WHAT IS REQUIRED
Set the following entries down again exactly, line by line.

STORED DATA
■ ■ ■ ■ ■ ■ ■
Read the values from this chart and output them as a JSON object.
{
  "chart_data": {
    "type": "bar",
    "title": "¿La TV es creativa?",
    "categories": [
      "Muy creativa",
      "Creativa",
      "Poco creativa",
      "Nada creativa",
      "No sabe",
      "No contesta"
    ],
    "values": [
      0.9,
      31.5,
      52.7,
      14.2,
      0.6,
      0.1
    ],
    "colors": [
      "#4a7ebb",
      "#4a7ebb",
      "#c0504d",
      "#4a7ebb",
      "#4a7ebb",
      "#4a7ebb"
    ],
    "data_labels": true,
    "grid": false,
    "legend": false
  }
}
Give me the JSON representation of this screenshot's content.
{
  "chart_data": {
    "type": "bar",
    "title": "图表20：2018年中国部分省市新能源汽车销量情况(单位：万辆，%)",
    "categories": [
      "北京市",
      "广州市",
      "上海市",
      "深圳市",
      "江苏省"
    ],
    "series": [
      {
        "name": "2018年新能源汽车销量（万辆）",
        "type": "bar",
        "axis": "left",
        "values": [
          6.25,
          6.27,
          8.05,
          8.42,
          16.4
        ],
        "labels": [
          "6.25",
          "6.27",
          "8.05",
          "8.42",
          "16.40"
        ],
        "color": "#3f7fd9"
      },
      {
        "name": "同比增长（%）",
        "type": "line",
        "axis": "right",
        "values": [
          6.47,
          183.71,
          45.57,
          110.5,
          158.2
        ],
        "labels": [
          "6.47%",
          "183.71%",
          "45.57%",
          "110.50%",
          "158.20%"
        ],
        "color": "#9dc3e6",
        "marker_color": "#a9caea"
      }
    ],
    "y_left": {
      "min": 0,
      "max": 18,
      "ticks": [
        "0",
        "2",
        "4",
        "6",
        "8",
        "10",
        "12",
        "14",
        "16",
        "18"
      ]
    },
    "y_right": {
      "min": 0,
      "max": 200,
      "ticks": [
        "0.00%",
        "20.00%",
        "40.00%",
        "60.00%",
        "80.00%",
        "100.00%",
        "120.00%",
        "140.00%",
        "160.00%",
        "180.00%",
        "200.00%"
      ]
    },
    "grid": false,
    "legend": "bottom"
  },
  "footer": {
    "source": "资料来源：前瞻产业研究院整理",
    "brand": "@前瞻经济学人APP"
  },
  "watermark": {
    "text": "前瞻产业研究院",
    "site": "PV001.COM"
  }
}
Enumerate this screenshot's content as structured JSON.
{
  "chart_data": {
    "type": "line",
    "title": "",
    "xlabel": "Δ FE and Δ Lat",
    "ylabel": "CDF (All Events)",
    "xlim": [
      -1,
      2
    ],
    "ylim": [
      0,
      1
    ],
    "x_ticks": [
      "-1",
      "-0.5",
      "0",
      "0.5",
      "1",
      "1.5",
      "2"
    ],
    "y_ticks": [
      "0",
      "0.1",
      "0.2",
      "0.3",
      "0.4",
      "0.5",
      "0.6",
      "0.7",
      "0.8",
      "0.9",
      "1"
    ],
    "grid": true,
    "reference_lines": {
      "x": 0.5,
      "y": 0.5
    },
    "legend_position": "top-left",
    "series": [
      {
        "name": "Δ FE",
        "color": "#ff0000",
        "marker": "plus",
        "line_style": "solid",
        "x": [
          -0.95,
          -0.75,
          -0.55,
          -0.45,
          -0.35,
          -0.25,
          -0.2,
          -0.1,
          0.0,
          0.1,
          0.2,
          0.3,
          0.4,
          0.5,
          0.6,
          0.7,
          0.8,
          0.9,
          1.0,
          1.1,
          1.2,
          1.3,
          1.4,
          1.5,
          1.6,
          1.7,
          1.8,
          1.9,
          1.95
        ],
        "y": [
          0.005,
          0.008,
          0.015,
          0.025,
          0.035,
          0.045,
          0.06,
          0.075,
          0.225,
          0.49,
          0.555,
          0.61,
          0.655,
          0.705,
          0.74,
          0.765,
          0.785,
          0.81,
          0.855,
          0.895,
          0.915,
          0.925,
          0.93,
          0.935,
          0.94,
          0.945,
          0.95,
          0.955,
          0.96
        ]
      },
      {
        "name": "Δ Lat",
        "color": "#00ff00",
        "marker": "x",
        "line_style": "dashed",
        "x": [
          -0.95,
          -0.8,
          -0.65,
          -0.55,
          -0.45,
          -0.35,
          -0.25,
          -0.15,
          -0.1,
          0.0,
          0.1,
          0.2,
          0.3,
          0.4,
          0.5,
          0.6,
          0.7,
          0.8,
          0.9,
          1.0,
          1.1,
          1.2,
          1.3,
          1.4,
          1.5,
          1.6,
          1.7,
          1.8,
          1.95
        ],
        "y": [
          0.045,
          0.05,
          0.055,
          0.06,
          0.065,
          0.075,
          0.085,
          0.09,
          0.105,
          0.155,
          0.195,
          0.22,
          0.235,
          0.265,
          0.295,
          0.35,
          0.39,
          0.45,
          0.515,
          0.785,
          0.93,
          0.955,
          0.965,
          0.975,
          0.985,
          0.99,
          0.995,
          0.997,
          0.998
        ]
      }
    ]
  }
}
■ ■ ■ ■ ■ ■ ■
EXERCISE RESULT
Read the values from this chart and output them as a JSON object.
{
  "chart_data": {
    "type": "bar",
    "title": "¿La TV es creativa?",
    "categories": [
      "Muy creativa",
      "Creativa",
      "Poco creativa",
      "Nada creativa",
      "No sabe",
      "No contesta"
    ],
    "values": [
      0.9,
      31.5,
      52.7,
      14.2,
      0.6,
      0.1
    ],
    "colors": [
      "#4a7ebb",
      "#4a7ebb",
      "#c0504d",
      "#4a7ebb",
      "#4a7ebb",
      "#4a7ebb"
    ],
    "data_labels": true,
    "grid": false,
    "legend": false
  }
}
Give me the JSON representation of this screenshot's content.
{
  "chart_data": {
    "type": "bar",
    "title": "图表20：2018年中国部分省市新能源汽车销量情况(单位：万辆，%)",
    "categories": [
      "北京市",
      "广州市",
      "上海市",
      "深圳市",
      "江苏省"
    ],
    "series": [
      {
        "name": "2018年新能源汽车销量（万辆）",
        "type": "bar",
        "axis": "left",
        "values": [
          6.25,
          6.27,
          8.05,
          8.42,
          16.4
        ],
        "labels": [
          "6.25",
          "6.27",
          "8.05",
          "8.42",
          "16.40"
        ],
        "color": "#3f7fd9"
      },
      {
        "name": "同比增长（%）",
        "type": "line",
        "axis": "right",
        "values": [
          6.47,
          183.71,
          45.57,
          110.5,
          158.2
        ],
        "labels": [
          "6.47%",
          "183.71%",
          "45.57%",
          "110.50%",
          "158.20%"
        ],
        "color": "#9dc3e6",
        "marker_color": "#a9caea"
      }
    ],
    "y_left": {
      "min": 0,
      "max": 18,
      "ticks": [
        "0",
        "2",
        "4",
        "6",
        "8",
        "10",
        "12",
        "14",
        "16",
        "18"
      ]
    },
    "y_right": {
      "min": 0,
      "max": 200,
      "ticks": [
        "0.00%",
        "20.00%",
        "40.00%",
        "60.00%",
        "80.00%",
        "100.00%",
        "120.00%",
        "140.00%",
        "160.00%",
        "180.00%",
        "200.00%"
      ]
    },
    "grid": false,
    "legend": "bottom"
  },
  "footer": {
    "source": "资料来源：前瞻产业研究院整理",
    "brand": "@前瞻经济学人APP"
  },
  "watermark": {
    "text": "前瞻产业研究院",
    "site": "PV001.COM"
  }
}
Enumerate this screenshot's content as structured JSON.
{
  "chart_data": {
    "type": "line",
    "title": "",
    "xlabel": "Δ FE and Δ Lat",
    "ylabel": "CDF (All Events)",
    "xlim": [
      -1,
      2
    ],
    "ylim": [
      0,
      1
    ],
    "x_ticks": [
      "-1",
      "-0.5",
      "0",
      "0.5",
      "1",
      "1.5",
      "2"
    ],
    "y_ticks": [
      "0",
      "0.1",
      "0.2",
      "0.3",
      "0.4",
      "0.5",
      "0.6",
      "0.7",
      "0.8",
      "0.9",
      "1"
    ],
    "grid": true,
    "reference_lines": {
      "x": 0.5,
      "y": 0.5
    },
    "legend_position": "top-left",
    "series": [
      {
        "name": "Δ FE",
        "color": "#ff0000",
        "marker": "plus",
        "line_style": "solid",
        "x": [
          -0.95,
          -0.75,
          -0.55,
          -0.45,
          -0.35,
          -0.25,
          -0.2,
          -0.1,
          0.0,
          0.1,
          0.2,
          0.3,
          0.4,
          0.5,
          0.6,
          0.7,
          0.8,
          0.9,
          1.0,
          1.1,
          1.2,
          1.3,
          1.4,
          1.5,
          1.6,
          1.7,
          1.8,
          1.9,
          1.95
        ],
        "y": [
          0.005,
          0.008,
          0.015,
          0.025,
          0.035,
          0.045,
          0.06,
          0.075,
          0.225,
          0.49,
          0.555,
          0.61,
          0.655,
          0.705,
          0.74,
          0.765,
          0.785,
          0.81,
          0.855,
          0.895,
          0.915,
          0.925,
          0.93,
          0.935,
          0.94,
          0.945,
          0.95,
          0.955,
          0.96
        ]
      },
      {
        "name": "Δ Lat",
        "color": "#00ff00",
        "marker": "x",
        "line_style": "dashed",
        "x": [
          -0.95,
          -0.8,
          -0.65,
          -0.55,
          -0.45,
          -0.35,
          -0.25,
          -0.15,
          -0.1,
          0.0,
          0.1,
          0.2,
          0.3,
          0.4,
          0.5,
          0.6,
          0.7,
          0.8,
          0.9,
          1.0,
          1.1,
          1.2,
          1.3,
          1.4,
          1.5,
          1.6,
          1.7,
          1.8,
          1.95
        ],
        "y": [
          0.045,
          0.05,
          0.055,
          0.06,
          0.065,
          0.075,
          0.085,
          0.09,
          0.105,
          0.155,
          0.195,
          0.22,
          0.235,
          0.265,
          0.295,
          0.35,
          0.39,
          0.45,
          0.515,
          0.785,
          0.93,
          0.955,
          0.965,
          0.975,
          0.985,
          0.99,
          0.995,
          0.997,
          0.998
        ]
      }
    ]
  }
}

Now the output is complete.